::: STORED RECORDS :::

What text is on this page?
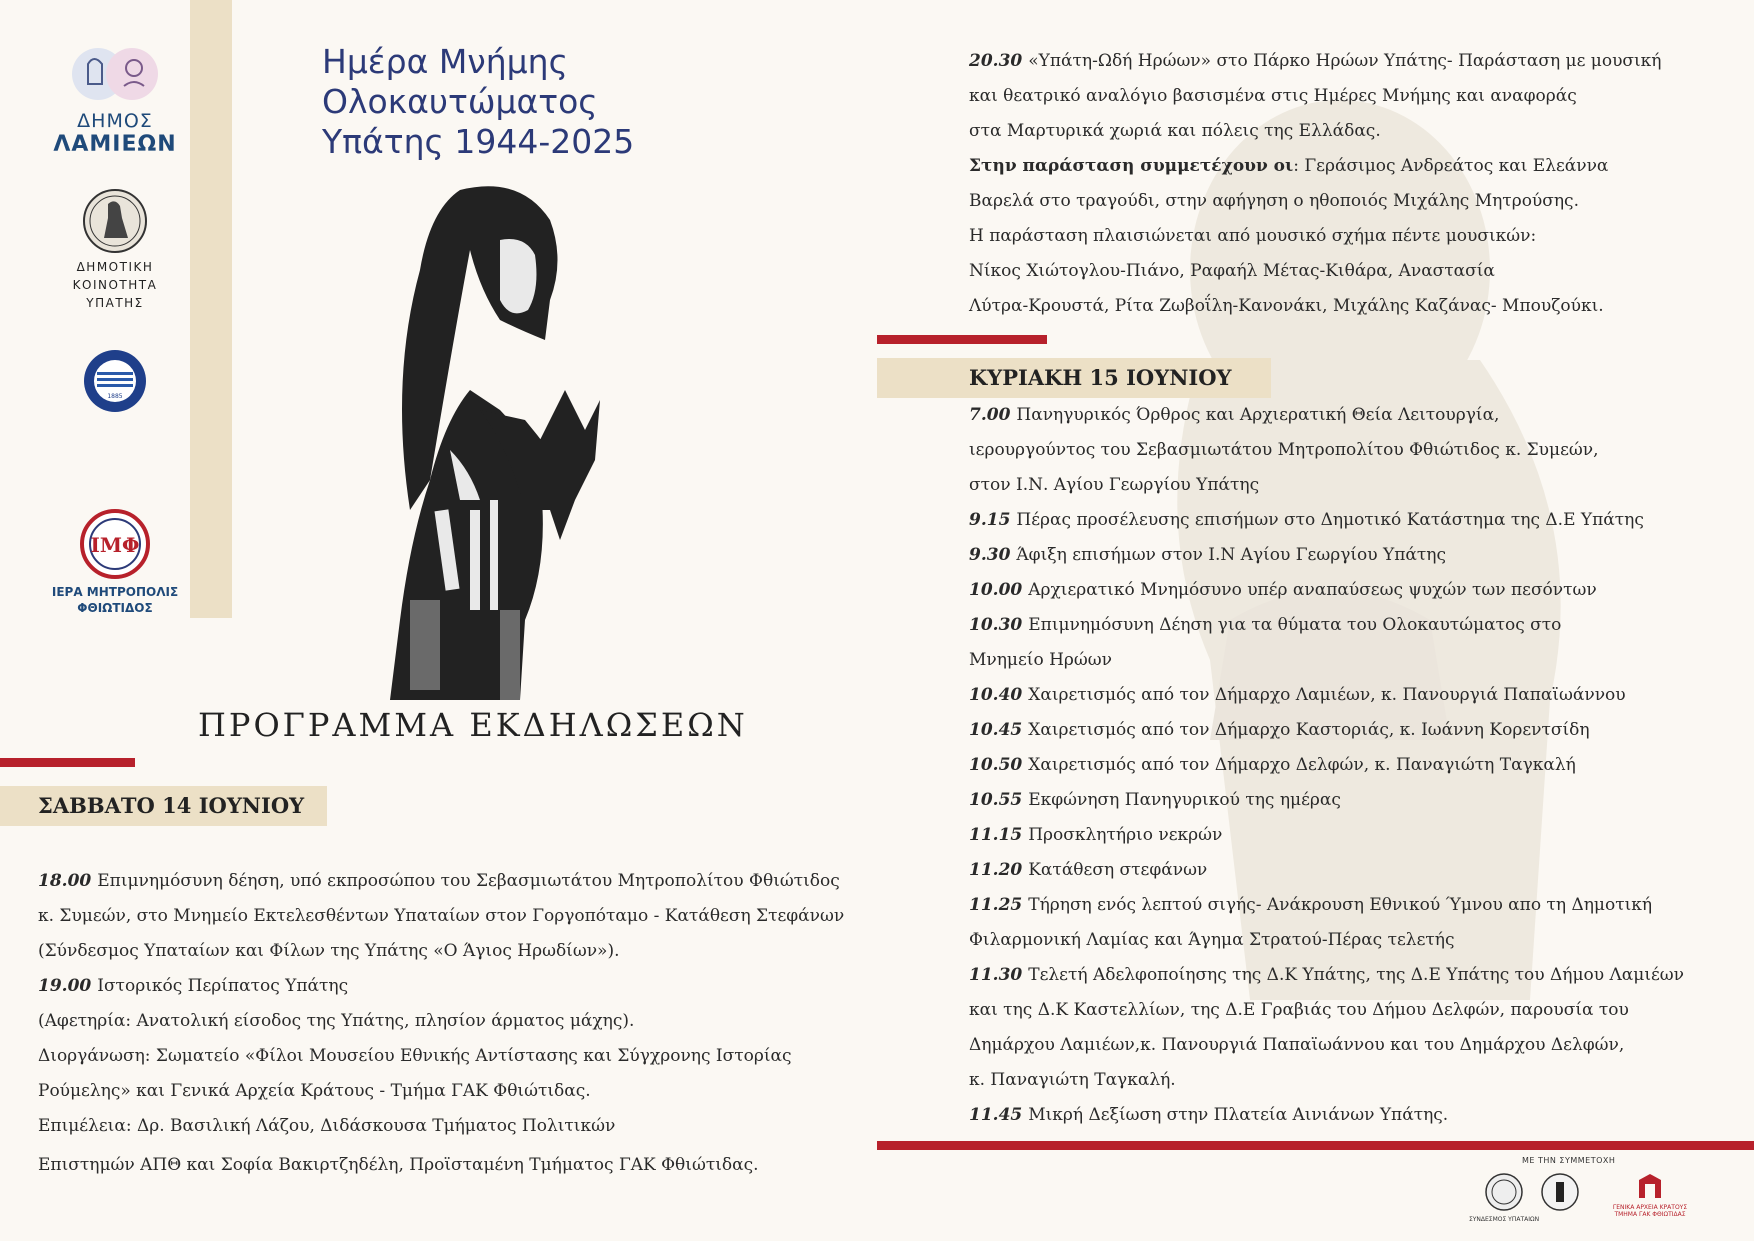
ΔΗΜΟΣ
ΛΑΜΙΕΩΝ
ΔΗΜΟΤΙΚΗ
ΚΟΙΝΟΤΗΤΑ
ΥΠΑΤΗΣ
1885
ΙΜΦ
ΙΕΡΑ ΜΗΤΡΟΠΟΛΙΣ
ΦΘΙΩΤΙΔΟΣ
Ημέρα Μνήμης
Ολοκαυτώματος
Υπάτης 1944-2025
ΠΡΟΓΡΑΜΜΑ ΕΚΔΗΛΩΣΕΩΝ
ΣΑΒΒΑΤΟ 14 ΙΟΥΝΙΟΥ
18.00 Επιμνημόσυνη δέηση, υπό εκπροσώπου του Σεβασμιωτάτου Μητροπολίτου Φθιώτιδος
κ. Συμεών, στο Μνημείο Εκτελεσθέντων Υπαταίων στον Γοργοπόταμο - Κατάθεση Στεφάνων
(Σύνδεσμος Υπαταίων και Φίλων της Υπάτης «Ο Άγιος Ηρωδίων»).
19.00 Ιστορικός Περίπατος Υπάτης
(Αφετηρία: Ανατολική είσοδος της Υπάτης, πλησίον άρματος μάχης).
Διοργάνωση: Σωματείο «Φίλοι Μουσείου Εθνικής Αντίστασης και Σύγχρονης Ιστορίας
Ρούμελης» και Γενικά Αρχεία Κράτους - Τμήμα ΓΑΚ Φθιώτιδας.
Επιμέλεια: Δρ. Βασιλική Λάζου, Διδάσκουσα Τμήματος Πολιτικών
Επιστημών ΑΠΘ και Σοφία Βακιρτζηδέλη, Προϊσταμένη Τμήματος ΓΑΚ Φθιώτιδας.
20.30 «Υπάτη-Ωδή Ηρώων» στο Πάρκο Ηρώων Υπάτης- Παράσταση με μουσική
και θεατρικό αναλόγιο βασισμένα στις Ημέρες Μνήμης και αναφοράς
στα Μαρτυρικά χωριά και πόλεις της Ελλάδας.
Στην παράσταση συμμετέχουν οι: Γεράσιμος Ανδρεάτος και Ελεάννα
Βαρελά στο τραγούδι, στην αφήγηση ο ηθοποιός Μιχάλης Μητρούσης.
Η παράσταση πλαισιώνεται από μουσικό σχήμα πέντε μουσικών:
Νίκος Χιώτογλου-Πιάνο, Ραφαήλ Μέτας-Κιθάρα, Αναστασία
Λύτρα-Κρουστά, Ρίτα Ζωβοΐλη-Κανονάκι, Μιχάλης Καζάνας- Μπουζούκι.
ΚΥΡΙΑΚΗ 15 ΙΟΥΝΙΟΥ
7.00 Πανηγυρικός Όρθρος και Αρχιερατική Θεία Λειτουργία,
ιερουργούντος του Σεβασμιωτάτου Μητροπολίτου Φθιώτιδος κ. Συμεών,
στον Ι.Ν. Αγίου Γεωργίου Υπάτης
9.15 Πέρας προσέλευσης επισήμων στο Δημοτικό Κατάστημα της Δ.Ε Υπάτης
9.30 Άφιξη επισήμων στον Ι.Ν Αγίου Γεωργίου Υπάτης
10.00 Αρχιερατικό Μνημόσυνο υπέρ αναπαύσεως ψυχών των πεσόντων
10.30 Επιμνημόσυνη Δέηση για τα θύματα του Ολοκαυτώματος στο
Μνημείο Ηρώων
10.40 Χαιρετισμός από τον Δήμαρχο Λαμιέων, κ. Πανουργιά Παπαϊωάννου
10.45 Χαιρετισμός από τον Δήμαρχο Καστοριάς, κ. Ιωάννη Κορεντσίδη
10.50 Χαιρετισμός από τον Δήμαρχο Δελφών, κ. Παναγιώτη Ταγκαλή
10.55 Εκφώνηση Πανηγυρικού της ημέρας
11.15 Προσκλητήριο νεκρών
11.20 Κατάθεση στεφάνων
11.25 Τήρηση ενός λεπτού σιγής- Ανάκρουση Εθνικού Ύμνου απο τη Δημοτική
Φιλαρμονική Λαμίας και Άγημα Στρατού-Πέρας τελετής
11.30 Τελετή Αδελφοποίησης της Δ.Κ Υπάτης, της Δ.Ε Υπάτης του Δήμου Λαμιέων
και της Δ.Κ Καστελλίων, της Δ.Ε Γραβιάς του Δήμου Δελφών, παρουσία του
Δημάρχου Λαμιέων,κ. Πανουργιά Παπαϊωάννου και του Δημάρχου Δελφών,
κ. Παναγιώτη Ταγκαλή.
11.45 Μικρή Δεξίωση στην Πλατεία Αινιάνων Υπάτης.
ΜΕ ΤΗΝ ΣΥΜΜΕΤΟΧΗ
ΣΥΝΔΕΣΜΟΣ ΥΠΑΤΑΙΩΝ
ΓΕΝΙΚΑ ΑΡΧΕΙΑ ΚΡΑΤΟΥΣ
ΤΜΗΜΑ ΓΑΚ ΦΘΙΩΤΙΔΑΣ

:::
::: STORED RECORDS :::

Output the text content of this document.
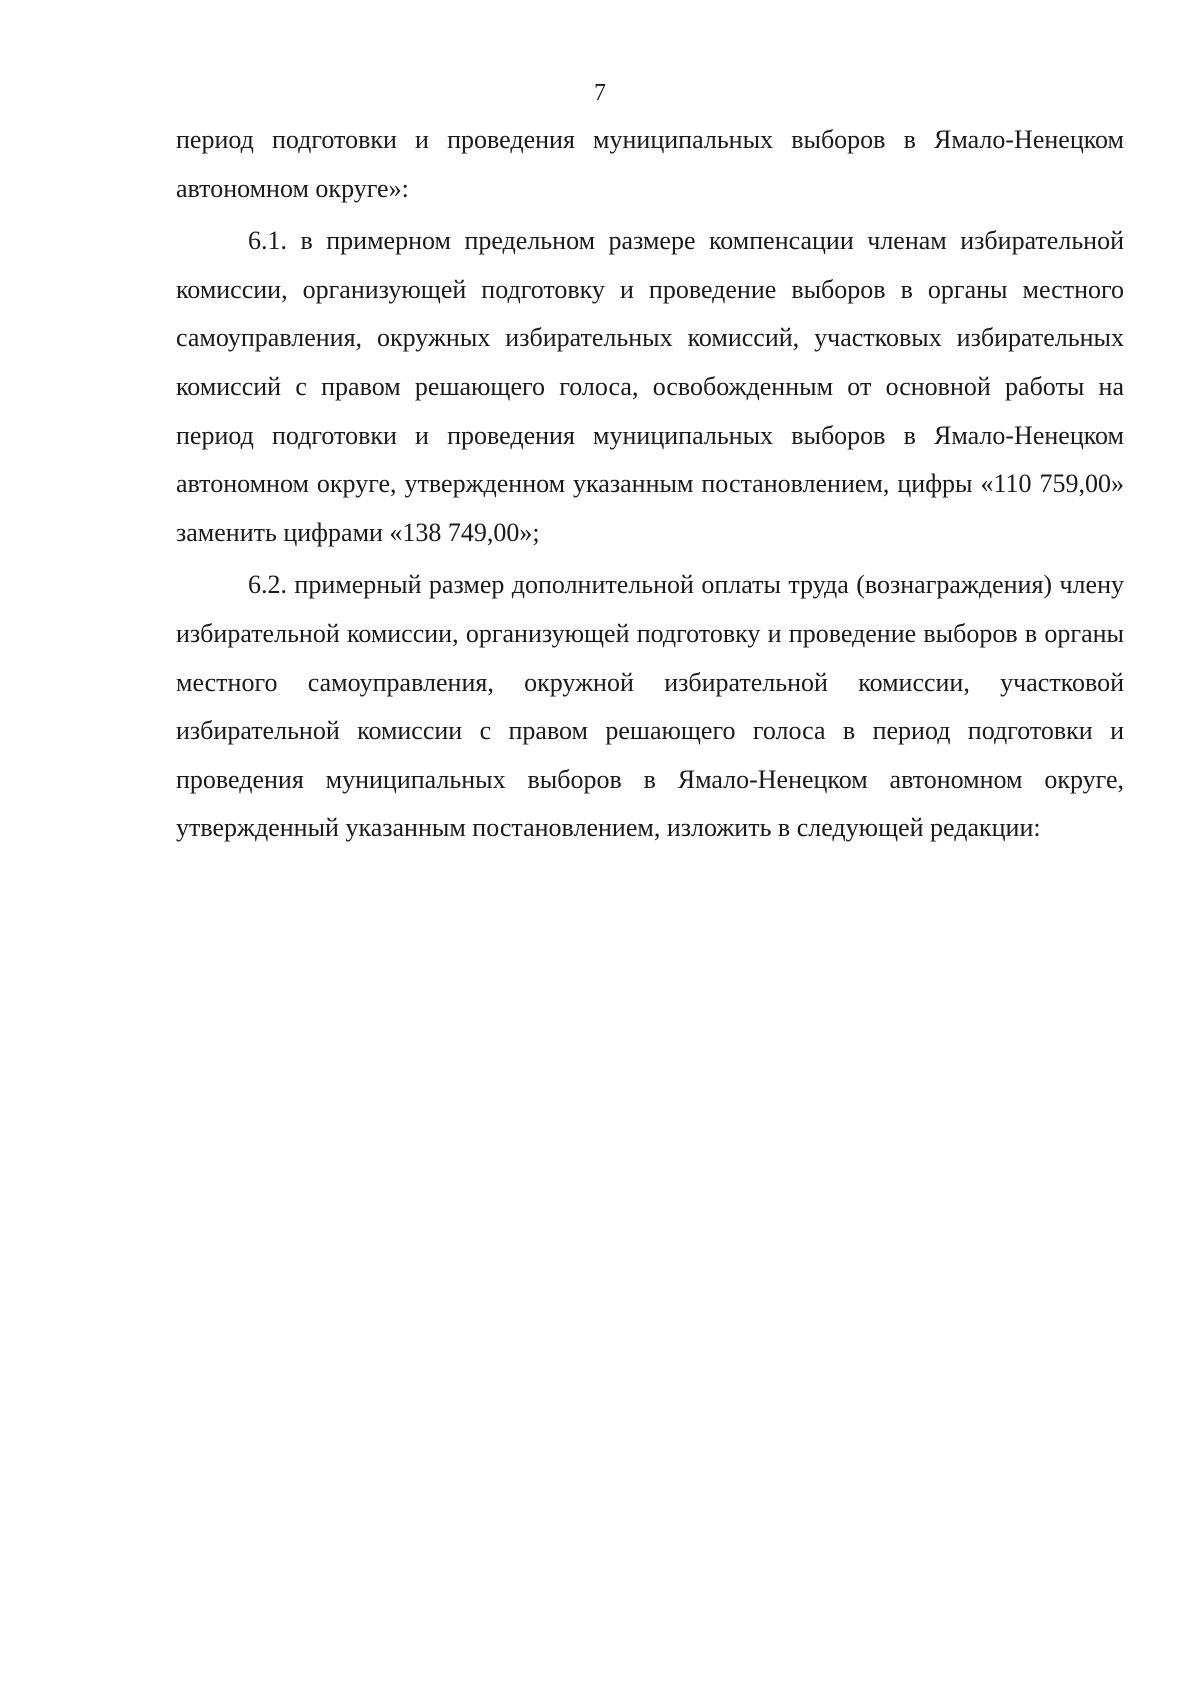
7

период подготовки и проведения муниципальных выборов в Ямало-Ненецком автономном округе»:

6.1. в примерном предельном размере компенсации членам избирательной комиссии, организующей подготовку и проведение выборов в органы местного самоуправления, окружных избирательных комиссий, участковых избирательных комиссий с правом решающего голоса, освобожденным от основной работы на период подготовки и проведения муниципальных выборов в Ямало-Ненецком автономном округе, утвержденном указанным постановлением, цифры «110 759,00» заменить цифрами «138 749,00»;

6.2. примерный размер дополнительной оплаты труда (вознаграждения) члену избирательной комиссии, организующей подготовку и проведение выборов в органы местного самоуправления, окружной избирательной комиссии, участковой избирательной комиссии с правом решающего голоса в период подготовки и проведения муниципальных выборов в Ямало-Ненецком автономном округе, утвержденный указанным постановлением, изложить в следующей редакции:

:::

EXERCISE DESCRIPTION
Looking at the records above, report how many lines contain the word "Λαμιέων". Answer with the number only.

TASK SOLUTION
3